| YOUR GOAL |
Copy every line from the records below that holds the word "photos".

** START EXTRACTED RECORDS **

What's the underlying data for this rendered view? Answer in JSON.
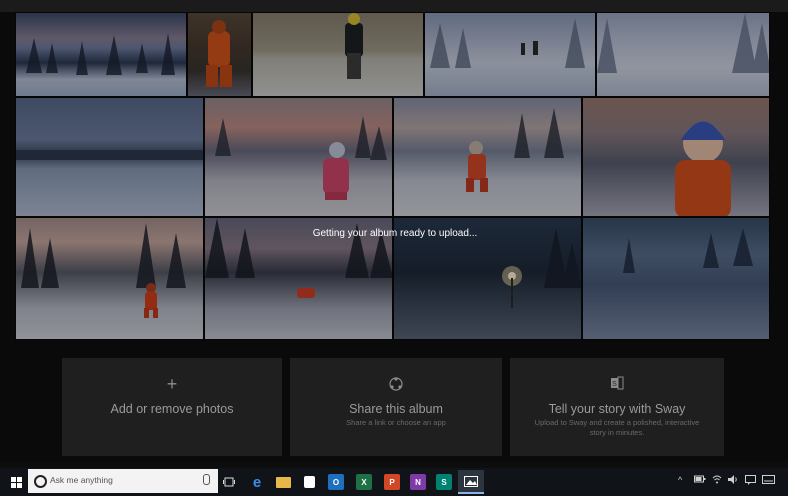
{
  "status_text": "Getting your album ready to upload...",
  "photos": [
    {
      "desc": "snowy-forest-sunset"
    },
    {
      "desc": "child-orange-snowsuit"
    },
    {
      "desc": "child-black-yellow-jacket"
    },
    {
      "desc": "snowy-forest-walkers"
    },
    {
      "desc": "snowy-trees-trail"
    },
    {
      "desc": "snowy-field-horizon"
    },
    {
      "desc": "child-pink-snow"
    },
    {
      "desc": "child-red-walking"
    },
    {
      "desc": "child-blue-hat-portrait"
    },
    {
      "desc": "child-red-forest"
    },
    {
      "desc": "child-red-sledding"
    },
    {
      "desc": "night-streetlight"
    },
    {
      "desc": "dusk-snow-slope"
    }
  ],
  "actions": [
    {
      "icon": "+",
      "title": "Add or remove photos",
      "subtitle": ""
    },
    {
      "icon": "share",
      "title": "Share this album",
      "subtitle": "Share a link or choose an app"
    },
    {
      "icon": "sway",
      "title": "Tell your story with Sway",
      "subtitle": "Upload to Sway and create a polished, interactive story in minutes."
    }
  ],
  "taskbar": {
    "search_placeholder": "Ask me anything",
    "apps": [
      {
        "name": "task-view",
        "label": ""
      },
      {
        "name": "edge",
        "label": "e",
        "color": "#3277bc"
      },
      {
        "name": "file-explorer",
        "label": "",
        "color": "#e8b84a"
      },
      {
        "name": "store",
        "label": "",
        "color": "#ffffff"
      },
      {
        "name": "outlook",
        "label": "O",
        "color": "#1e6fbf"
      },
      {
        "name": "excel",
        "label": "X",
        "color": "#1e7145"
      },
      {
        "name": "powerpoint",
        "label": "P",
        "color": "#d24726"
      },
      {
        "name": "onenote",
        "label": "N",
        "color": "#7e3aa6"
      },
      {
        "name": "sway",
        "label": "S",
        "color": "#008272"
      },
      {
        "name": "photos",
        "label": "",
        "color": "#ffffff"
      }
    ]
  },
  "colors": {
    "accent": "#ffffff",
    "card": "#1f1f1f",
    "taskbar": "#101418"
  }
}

** END EXTRACTED RECORDS **
** START EXTRACTED RECORDS **

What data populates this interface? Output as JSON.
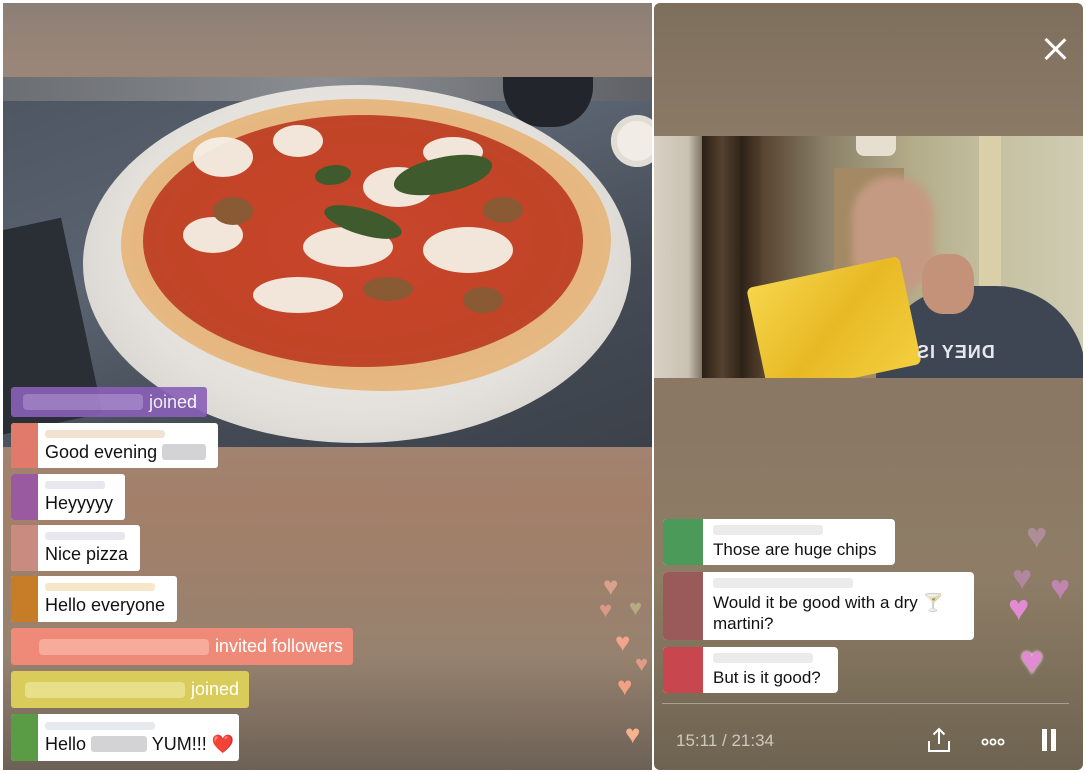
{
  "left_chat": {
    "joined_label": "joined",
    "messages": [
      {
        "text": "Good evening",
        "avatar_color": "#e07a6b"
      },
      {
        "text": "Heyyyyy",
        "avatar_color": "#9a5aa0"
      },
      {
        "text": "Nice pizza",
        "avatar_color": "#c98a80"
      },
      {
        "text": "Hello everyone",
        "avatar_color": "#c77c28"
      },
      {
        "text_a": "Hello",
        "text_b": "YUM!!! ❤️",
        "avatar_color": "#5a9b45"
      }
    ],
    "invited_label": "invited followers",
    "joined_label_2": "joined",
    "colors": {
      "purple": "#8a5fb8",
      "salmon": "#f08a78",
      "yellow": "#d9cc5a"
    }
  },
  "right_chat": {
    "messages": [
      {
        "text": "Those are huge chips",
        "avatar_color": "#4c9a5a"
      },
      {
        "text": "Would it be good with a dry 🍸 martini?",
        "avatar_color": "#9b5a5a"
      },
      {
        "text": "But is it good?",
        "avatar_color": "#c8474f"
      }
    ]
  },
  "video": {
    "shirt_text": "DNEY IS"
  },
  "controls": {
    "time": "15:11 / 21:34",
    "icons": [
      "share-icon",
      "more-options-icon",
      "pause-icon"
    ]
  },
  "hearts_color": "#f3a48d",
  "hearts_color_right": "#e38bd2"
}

** END EXTRACTED RECORDS **
** START EXTRACTED RECORDS **

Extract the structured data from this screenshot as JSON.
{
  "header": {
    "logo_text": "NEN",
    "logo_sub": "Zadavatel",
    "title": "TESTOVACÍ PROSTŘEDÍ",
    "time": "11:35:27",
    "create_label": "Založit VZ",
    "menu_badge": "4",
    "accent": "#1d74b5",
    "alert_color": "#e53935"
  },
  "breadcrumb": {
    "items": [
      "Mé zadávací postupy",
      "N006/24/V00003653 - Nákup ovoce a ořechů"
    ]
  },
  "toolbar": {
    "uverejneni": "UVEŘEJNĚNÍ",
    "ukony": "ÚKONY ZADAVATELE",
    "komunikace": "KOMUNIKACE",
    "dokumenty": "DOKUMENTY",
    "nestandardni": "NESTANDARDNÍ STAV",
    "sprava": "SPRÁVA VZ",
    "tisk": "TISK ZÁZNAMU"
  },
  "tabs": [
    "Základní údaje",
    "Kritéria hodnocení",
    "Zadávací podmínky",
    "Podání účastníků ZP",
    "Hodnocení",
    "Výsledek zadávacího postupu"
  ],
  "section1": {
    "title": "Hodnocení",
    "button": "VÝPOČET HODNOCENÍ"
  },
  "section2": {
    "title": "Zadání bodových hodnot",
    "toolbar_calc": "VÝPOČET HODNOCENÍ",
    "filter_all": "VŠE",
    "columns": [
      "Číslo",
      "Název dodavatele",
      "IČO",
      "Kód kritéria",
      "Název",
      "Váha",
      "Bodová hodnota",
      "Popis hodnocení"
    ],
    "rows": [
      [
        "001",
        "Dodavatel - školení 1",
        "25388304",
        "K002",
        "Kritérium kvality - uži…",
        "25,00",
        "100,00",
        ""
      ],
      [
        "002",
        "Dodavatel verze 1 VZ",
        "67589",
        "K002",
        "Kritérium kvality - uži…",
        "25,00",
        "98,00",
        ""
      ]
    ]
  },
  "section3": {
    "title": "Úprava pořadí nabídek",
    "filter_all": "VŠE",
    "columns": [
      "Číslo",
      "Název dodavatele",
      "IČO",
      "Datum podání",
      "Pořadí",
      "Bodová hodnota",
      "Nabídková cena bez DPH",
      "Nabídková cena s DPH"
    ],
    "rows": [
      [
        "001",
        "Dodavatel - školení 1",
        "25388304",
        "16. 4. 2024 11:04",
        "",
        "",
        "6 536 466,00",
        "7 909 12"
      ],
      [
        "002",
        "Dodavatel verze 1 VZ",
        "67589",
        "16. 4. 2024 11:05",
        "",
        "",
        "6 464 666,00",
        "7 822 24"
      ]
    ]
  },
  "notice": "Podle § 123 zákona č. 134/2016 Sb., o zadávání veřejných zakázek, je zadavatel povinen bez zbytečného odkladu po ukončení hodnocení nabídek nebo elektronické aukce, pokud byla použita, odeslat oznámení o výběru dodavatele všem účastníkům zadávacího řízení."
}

** END EXTRACTED RECORDS **

| COMPLETED EXERCISE |
  "photos": [
      "title": "Add or remove photos",
        "name": "photos",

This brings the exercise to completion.